Provide an exact copy of the data, excluding the images.

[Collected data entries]
------
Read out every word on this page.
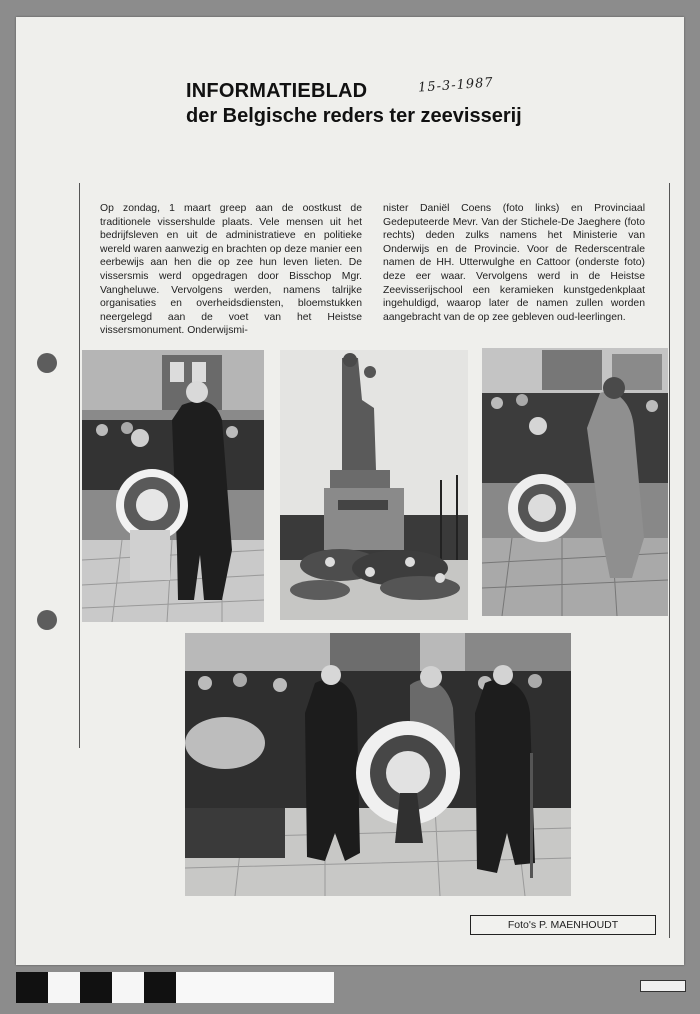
INFORMATIEBLAD
der Belgische reders ter zeevisserij
15-3-1987

Op zondag, 1 maart greep aan de oostkust de traditionele vissershulde plaats. Vele mensen uit het bedrijfsleven en uit de administratieve en politieke wereld waren aanwezig en brachten op deze manier een eerbewijs aan hen die op zee hun leven lieten. De vissersmis werd opgedragen door Bisschop Mgr. Vangheluwe. Vervolgens werden, namens talrijke organisaties en overheidsdiensten, bloemstukken neergelegd aan de voet van het Heistse vissersmonument. Onderwijsmi-

nister Daniël Coens (foto links) en Provinciaal Gedeputeerde Mevr. Van der Stichele-De Jaeghere (foto rechts) deden zulks namens het Ministerie van Onderwijs en de Provincie. Voor de Rederscentrale namen de HH. Utterwulghe en Cattoor (onderste foto) deze eer waar. Vervolgens werd in de Heistse Zeevisserijschool een keramieken kunstgedenkplaat ingehuldigd, waarop later de namen zullen worden aangebracht van de op zee gebleven oud-leerlingen.

Foto's P. MAENHOUDT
------
Complete response:
Read out every word on this page.
INFORMATIEBLAD
der Belgische reders ter zeevisserij
15-3-1987

Op zondag, 1 maart greep aan de oostkust de traditionele vissershulde plaats. Vele mensen uit het bedrijfsleven en uit de administratieve en politieke wereld waren aanwezig en brachten op deze manier een eerbewijs aan hen die op zee hun leven lieten. De vissersmis werd opgedragen door Bisschop Mgr. Vangheluwe. Vervolgens werden, namens talrijke organisaties en overheidsdiensten, bloemstukken neergelegd aan de voet van het Heistse vissersmonument. Onderwijsmi-

nister Daniël Coens (foto links) en Provinciaal Gedeputeerde Mevr. Van der Stichele-De Jaeghere (foto rechts) deden zulks namens het Ministerie van Onderwijs en de Provincie. Voor de Rederscentrale namen de HH. Utterwulghe en Cattoor (onderste foto) deze eer waar. Vervolgens werd in de Heistse Zeevisserijschool een keramieken kunstgedenkplaat ingehuldigd, waarop later de namen zullen worden aangebracht van de op zee gebleven oud-leerlingen.

Foto's P. MAENHOUDT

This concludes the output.